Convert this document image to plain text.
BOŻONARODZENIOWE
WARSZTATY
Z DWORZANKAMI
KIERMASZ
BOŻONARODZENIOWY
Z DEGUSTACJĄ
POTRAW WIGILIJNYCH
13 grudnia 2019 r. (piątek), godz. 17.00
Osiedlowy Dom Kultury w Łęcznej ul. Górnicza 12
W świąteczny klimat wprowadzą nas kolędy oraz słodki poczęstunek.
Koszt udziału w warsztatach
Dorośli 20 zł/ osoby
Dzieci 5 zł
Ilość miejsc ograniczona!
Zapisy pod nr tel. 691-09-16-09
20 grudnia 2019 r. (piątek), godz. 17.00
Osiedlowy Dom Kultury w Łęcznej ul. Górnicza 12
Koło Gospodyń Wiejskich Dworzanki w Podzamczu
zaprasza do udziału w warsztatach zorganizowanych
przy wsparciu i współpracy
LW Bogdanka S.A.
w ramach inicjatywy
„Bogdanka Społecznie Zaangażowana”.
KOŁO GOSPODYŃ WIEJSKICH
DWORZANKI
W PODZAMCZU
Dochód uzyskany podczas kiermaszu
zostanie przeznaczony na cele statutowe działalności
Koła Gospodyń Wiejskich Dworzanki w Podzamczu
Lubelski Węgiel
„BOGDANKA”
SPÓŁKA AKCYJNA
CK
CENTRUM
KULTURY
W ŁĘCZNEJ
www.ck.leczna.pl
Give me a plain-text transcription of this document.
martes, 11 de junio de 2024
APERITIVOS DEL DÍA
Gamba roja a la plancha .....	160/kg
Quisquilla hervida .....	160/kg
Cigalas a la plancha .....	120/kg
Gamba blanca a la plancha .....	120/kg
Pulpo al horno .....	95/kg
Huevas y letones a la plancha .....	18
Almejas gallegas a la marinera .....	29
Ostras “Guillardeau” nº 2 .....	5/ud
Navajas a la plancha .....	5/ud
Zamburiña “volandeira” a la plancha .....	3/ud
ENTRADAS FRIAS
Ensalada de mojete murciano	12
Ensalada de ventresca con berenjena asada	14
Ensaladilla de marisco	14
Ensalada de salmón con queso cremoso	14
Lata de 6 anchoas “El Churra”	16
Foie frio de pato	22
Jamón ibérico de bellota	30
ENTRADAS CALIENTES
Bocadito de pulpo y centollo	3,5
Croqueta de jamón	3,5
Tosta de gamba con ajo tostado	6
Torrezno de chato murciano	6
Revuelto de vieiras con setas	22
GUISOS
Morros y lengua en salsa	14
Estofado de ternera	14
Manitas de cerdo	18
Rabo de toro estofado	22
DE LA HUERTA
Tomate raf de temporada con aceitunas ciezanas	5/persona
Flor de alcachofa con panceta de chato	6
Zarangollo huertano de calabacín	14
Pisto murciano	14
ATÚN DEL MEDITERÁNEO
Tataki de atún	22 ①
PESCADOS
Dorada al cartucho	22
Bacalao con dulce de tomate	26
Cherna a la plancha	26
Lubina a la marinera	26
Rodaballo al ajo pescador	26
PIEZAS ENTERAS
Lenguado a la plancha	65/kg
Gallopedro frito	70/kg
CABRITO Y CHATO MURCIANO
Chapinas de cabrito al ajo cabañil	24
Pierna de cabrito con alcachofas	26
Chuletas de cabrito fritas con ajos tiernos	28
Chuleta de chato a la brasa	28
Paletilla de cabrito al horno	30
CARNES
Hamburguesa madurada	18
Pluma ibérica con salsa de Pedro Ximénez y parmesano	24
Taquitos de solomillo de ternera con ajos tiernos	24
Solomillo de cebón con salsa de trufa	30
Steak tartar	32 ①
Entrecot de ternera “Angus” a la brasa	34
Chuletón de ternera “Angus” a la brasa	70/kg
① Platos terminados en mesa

⁂

▶ **The task**:
Type the whole listing again, unaltered.

▶ **Task answer**:
Convert this document image to plain text.
BOŻONARODZENIOWE
WARSZTATY
Z DWORZANKAMI
KIERMASZ
BOŻONARODZENIOWY
Z DEGUSTACJĄ
POTRAW WIGILIJNYCH
13 grudnia 2019 r. (piątek), godz. 17.00
Osiedlowy Dom Kultury w Łęcznej ul. Górnicza 12
W świąteczny klimat wprowadzą nas kolędy oraz słodki poczęstunek.
Koszt udziału w warsztatach
Dorośli 20 zł/ osoby
Dzieci 5 zł
Ilość miejsc ograniczona!
Zapisy pod nr tel. 691-09-16-09
20 grudnia 2019 r. (piątek), godz. 17.00
Osiedlowy Dom Kultury w Łęcznej ul. Górnicza 12
Koło Gospodyń Wiejskich Dworzanki w Podzamczu
zaprasza do udziału w warsztatach zorganizowanych
przy wsparciu i współpracy
LW Bogdanka S.A.
w ramach inicjatywy
„Bogdanka Społecznie Zaangażowana”.
KOŁO GOSPODYŃ WIEJSKICH
DWORZANKI
W PODZAMCZU
Dochód uzyskany podczas kiermaszu
zostanie przeznaczony na cele statutowe działalności
Koła Gospodyń Wiejskich Dworzanki w Podzamczu
Lubelski Węgiel
„BOGDANKA”
SPÓŁKA AKCYJNA
CK
CENTRUM
KULTURY
W ŁĘCZNEJ
www.ck.leczna.pl
Give me a plain-text transcription of this document.
martes, 11 de junio de 2024
APERITIVOS DEL DÍA
Gamba roja a la plancha .....	160/kg
Quisquilla hervida .....	160/kg
Cigalas a la plancha .....	120/kg
Gamba blanca a la plancha .....	120/kg
Pulpo al horno .....	95/kg
Huevas y letones a la plancha .....	18
Almejas gallegas a la marinera .....	29
Ostras “Guillardeau” nº 2 .....	5/ud
Navajas a la plancha .....	5/ud
Zamburiña “volandeira” a la plancha .....	3/ud
ENTRADAS FRIAS
Ensalada de mojete murciano	12
Ensalada de ventresca con berenjena asada	14
Ensaladilla de marisco	14
Ensalada de salmón con queso cremoso	14
Lata de 6 anchoas “El Churra”	16
Foie frio de pato	22
Jamón ibérico de bellota	30
ENTRADAS CALIENTES
Bocadito de pulpo y centollo	3,5
Croqueta de jamón	3,5
Tosta de gamba con ajo tostado	6
Torrezno de chato murciano	6
Revuelto de vieiras con setas	22
GUISOS
Morros y lengua en salsa	14
Estofado de ternera	14
Manitas de cerdo	18
Rabo de toro estofado	22
DE LA HUERTA
Tomate raf de temporada con aceitunas ciezanas	5/persona
Flor de alcachofa con panceta de chato	6
Zarangollo huertano de calabacín	14
Pisto murciano	14
ATÚN DEL MEDITERÁNEO
Tataki de atún	22 ①
PESCADOS
Dorada al cartucho	22
Bacalao con dulce de tomate	26
Cherna a la plancha	26
Lubina a la marinera	26
Rodaballo al ajo pescador	26
PIEZAS ENTERAS
Lenguado a la plancha	65/kg
Gallopedro frito	70/kg
CABRITO Y CHATO MURCIANO
Chapinas de cabrito al ajo cabañil	24
Pierna de cabrito con alcachofas	26
Chuletas de cabrito fritas con ajos tiernos	28
Chuleta de chato a la brasa	28
Paletilla de cabrito al horno	30
CARNES
Hamburguesa madurada	18
Pluma ibérica con salsa de Pedro Ximénez y parmesano	24
Taquitos de solomillo de ternera con ajos tiernos	24
Solomillo de cebón con salsa de trufa	30
Steak tartar	32 ①
Entrecot de ternera “Angus” a la brasa	34
Chuletón de ternera “Angus” a la brasa	70/kg
① Platos terminados en mesa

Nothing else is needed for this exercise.